[BEGIN Records supplied]

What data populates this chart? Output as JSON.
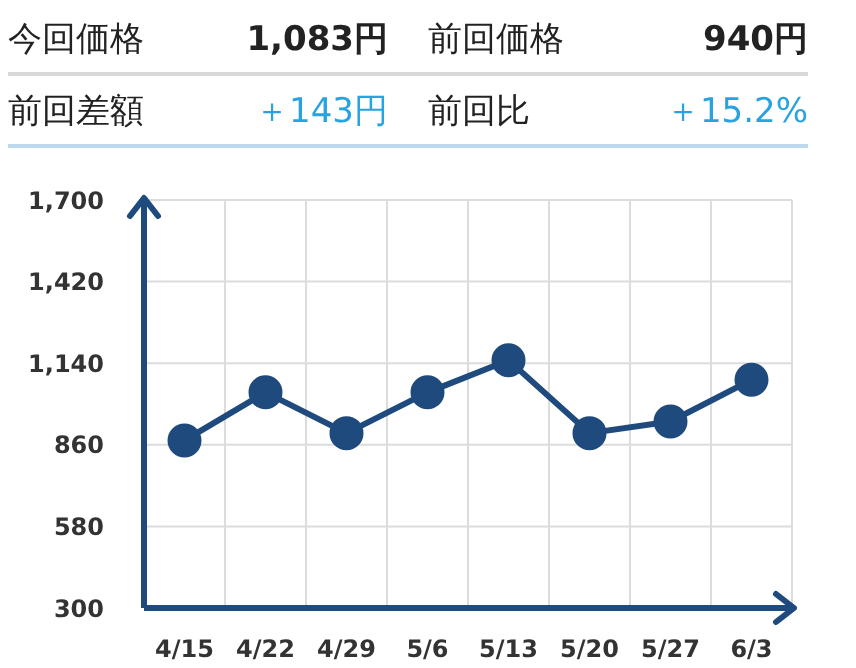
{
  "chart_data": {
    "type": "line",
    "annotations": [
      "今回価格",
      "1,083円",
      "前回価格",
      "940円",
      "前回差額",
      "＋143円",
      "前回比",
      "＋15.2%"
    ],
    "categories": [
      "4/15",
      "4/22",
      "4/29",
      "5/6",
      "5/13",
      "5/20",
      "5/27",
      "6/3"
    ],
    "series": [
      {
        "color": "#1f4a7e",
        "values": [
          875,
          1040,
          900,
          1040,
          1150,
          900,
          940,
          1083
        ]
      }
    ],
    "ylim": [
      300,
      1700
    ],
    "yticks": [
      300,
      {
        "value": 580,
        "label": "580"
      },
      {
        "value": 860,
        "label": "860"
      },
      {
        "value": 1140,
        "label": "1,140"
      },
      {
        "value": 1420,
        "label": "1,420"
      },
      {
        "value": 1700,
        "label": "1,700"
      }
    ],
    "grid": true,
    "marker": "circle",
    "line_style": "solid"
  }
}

[END Records supplied]

**Exercise prompt**
Copy each line of the entries that includes the word "label".

**Exercise result**
        "label": "580"
        "label": "860"
        "label": "1,140"
        "label": "1,420"
        "label": "1,700"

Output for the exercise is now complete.